Exercise objective
Type out the data exactly as given. Skip any image.
────────────────────────────────────────
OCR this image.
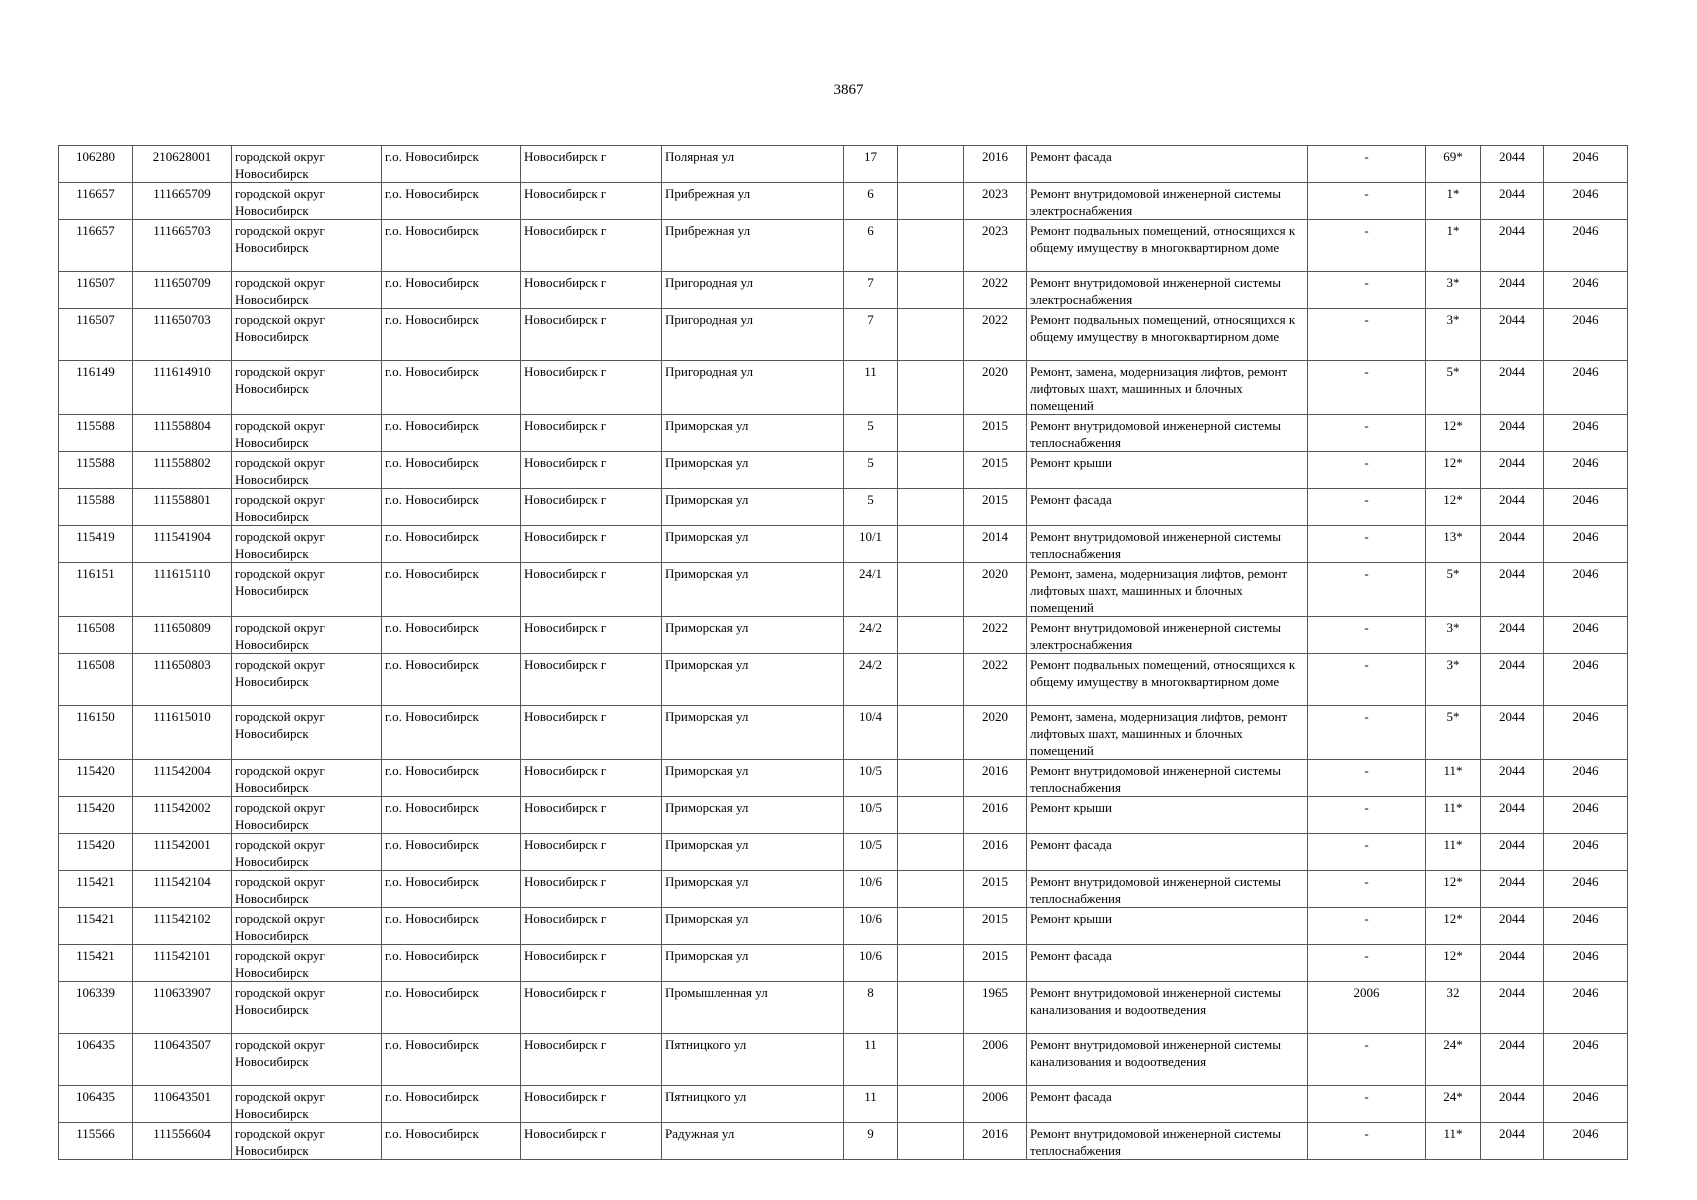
3867
106280	210628001	городской округ Новосибирск	г.о. Новосибирск	Новосибирск г	Полярная ул	17		2016	Ремонт фасада	-	69*	2044	2046
116657	111665709	городской округ Новосибирск	г.о. Новосибирск	Новосибирск г	Прибрежная ул	6		2023	Ремонт внутридомовой инженерной системы электроснабжения	-	1*	2044	2046
116657	111665703	городской округ Новосибирск	г.о. Новосибирск	Новосибирск г	Прибрежная ул	6		2023	Ремонт подвальных помещений, относящихся к общему имуществу в многоквартирном доме	-	1*	2044	2046
116507	111650709	городской округ Новосибирск	г.о. Новосибирск	Новосибирск г	Пригородная ул	7		2022	Ремонт внутридомовой инженерной системы электроснабжения	-	3*	2044	2046
116507	111650703	городской округ Новосибирск	г.о. Новосибирск	Новосибирск г	Пригородная ул	7		2022	Ремонт подвальных помещений, относящихся к общему имуществу в многоквартирном доме	-	3*	2044	2046
116149	111614910	городской округ Новосибирск	г.о. Новосибирск	Новосибирск г	Пригородная ул	11		2020	Ремонт, замена, модернизация лифтов, ремонт лифтовых шахт, машинных и блочных помещений	-	5*	2044	2046
115588	111558804	городской округ Новосибирск	г.о. Новосибирск	Новосибирск г	Приморская ул	5		2015	Ремонт внутридомовой инженерной системы теплоснабжения	-	12*	2044	2046
115588	111558802	городской округ Новосибирск	г.о. Новосибирск	Новосибирск г	Приморская ул	5		2015	Ремонт крыши	-	12*	2044	2046
115588	111558801	городской округ Новосибирск	г.о. Новосибирск	Новосибирск г	Приморская ул	5		2015	Ремонт фасада	-	12*	2044	2046
115419	111541904	городской округ Новосибирск	г.о. Новосибирск	Новосибирск г	Приморская ул	10/1		2014	Ремонт внутридомовой инженерной системы теплоснабжения	-	13*	2044	2046
116151	111615110	городской округ Новосибирск	г.о. Новосибирск	Новосибирск г	Приморская ул	24/1		2020	Ремонт, замена, модернизация лифтов, ремонт лифтовых шахт, машинных и блочных помещений	-	5*	2044	2046
116508	111650809	городской округ Новосибирск	г.о. Новосибирск	Новосибирск г	Приморская ул	24/2		2022	Ремонт внутридомовой инженерной системы электроснабжения	-	3*	2044	2046
116508	111650803	городской округ Новосибирск	г.о. Новосибирск	Новосибирск г	Приморская ул	24/2		2022	Ремонт подвальных помещений, относящихся к общему имуществу в многоквартирном доме	-	3*	2044	2046
116150	111615010	городской округ Новосибирск	г.о. Новосибирск	Новосибирск г	Приморская ул	10/4		2020	Ремонт, замена, модернизация лифтов, ремонт лифтовых шахт, машинных и блочных помещений	-	5*	2044	2046
115420	111542004	городской округ Новосибирск	г.о. Новосибирск	Новосибирск г	Приморская ул	10/5		2016	Ремонт внутридомовой инженерной системы теплоснабжения	-	11*	2044	2046
115420	111542002	городской округ Новосибирск	г.о. Новосибирск	Новосибирск г	Приморская ул	10/5		2016	Ремонт крыши	-	11*	2044	2046
115420	111542001	городской округ Новосибирск	г.о. Новосибирск	Новосибирск г	Приморская ул	10/5		2016	Ремонт фасада	-	11*	2044	2046
115421	111542104	городской округ Новосибирск	г.о. Новосибирск	Новосибирск г	Приморская ул	10/6		2015	Ремонт внутридомовой инженерной системы теплоснабжения	-	12*	2044	2046
115421	111542102	городской округ Новосибирск	г.о. Новосибирск	Новосибирск г	Приморская ул	10/6		2015	Ремонт крыши	-	12*	2044	2046
115421	111542101	городской округ Новосибирск	г.о. Новосибирск	Новосибирск г	Приморская ул	10/6		2015	Ремонт фасада	-	12*	2044	2046
106339	110633907	городской округ Новосибирск	г.о. Новосибирск	Новосибирск г	Промышленная ул	8		1965	Ремонт внутридомовой инженерной системы канализования и водоотведения	2006	32	2044	2046
106435	110643507	городской округ Новосибирск	г.о. Новосибирск	Новосибирск г	Пятницкого ул	11		2006	Ремонт внутридомовой инженерной системы канализования и водоотведения	-	24*	2044	2046
106435	110643501	городской округ Новосибирск	г.о. Новосибирск	Новосибирск г	Пятницкого ул	11		2006	Ремонт фасада	-	24*	2044	2046
115566	111556604	городской округ Новосибирск	г.о. Новосибирск	Новосибирск г	Радужная ул	9		2016	Ремонт внутридомовой инженерной системы теплоснабжения	-	11*	2044	2046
────────────────────────────────────────
Task solution
OCR this image.
3867
106280	210628001	городской округ Новосибирск	г.о. Новосибирск	Новосибирск г	Полярная ул	17		2016	Ремонт фасада	-	69*	2044	2046
116657	111665709	городской округ Новосибирск	г.о. Новосибирск	Новосибирск г	Прибрежная ул	6		2023	Ремонт внутридомовой инженерной системы электроснабжения	-	1*	2044	2046
116657	111665703	городской округ Новосибирск	г.о. Новосибирск	Новосибирск г	Прибрежная ул	6		2023	Ремонт подвальных помещений, относящихся к общему имуществу в многоквартирном доме	-	1*	2044	2046
116507	111650709	городской округ Новосибирск	г.о. Новосибирск	Новосибирск г	Пригородная ул	7		2022	Ремонт внутридомовой инженерной системы электроснабжения	-	3*	2044	2046
116507	111650703	городской округ Новосибирск	г.о. Новосибирск	Новосибирск г	Пригородная ул	7		2022	Ремонт подвальных помещений, относящихся к общему имуществу в многоквартирном доме	-	3*	2044	2046
116149	111614910	городской округ Новосибирск	г.о. Новосибирск	Новосибирск г	Пригородная ул	11		2020	Ремонт, замена, модернизация лифтов, ремонт лифтовых шахт, машинных и блочных помещений	-	5*	2044	2046
115588	111558804	городской округ Новосибирск	г.о. Новосибирск	Новосибирск г	Приморская ул	5		2015	Ремонт внутридомовой инженерной системы теплоснабжения	-	12*	2044	2046
115588	111558802	городской округ Новосибирск	г.о. Новосибирск	Новосибирск г	Приморская ул	5		2015	Ремонт крыши	-	12*	2044	2046
115588	111558801	городской округ Новосибирск	г.о. Новосибирск	Новосибирск г	Приморская ул	5		2015	Ремонт фасада	-	12*	2044	2046
115419	111541904	городской округ Новосибирск	г.о. Новосибирск	Новосибирск г	Приморская ул	10/1		2014	Ремонт внутридомовой инженерной системы теплоснабжения	-	13*	2044	2046
116151	111615110	городской округ Новосибирск	г.о. Новосибирск	Новосибирск г	Приморская ул	24/1		2020	Ремонт, замена, модернизация лифтов, ремонт лифтовых шахт, машинных и блочных помещений	-	5*	2044	2046
116508	111650809	городской округ Новосибирск	г.о. Новосибирск	Новосибирск г	Приморская ул	24/2		2022	Ремонт внутридомовой инженерной системы электроснабжения	-	3*	2044	2046
116508	111650803	городской округ Новосибирск	г.о. Новосибирск	Новосибирск г	Приморская ул	24/2		2022	Ремонт подвальных помещений, относящихся к общему имуществу в многоквартирном доме	-	3*	2044	2046
116150	111615010	городской округ Новосибирск	г.о. Новосибирск	Новосибирск г	Приморская ул	10/4		2020	Ремонт, замена, модернизация лифтов, ремонт лифтовых шахт, машинных и блочных помещений	-	5*	2044	2046
115420	111542004	городской округ Новосибирск	г.о. Новосибирск	Новосибирск г	Приморская ул	10/5		2016	Ремонт внутридомовой инженерной системы теплоснабжения	-	11*	2044	2046
115420	111542002	городской округ Новосибирск	г.о. Новосибирск	Новосибирск г	Приморская ул	10/5		2016	Ремонт крыши	-	11*	2044	2046
115420	111542001	городской округ Новосибирск	г.о. Новосибирск	Новосибирск г	Приморская ул	10/5		2016	Ремонт фасада	-	11*	2044	2046
115421	111542104	городской округ Новосибирск	г.о. Новосибирск	Новосибирск г	Приморская ул	10/6		2015	Ремонт внутридомовой инженерной системы теплоснабжения	-	12*	2044	2046
115421	111542102	городской округ Новосибирск	г.о. Новосибирск	Новосибирск г	Приморская ул	10/6		2015	Ремонт крыши	-	12*	2044	2046
115421	111542101	городской округ Новосибирск	г.о. Новосибирск	Новосибирск г	Приморская ул	10/6		2015	Ремонт фасада	-	12*	2044	2046
106339	110633907	городской округ Новосибирск	г.о. Новосибирск	Новосибирск г	Промышленная ул	8		1965	Ремонт внутридомовой инженерной системы канализования и водоотведения	2006	32	2044	2046
106435	110643507	городской округ Новосибирск	г.о. Новосибирск	Новосибирск г	Пятницкого ул	11		2006	Ремонт внутридомовой инженерной системы канализования и водоотведения	-	24*	2044	2046
106435	110643501	городской округ Новосибирск	г.о. Новосибирск	Новосибирск г	Пятницкого ул	11		2006	Ремонт фасада	-	24*	2044	2046
115566	111556604	городской округ Новосибирск	г.о. Новосибирск	Новосибирск г	Радужная ул	9		2016	Ремонт внутридомовой инженерной системы теплоснабжения	-	11*	2044	2046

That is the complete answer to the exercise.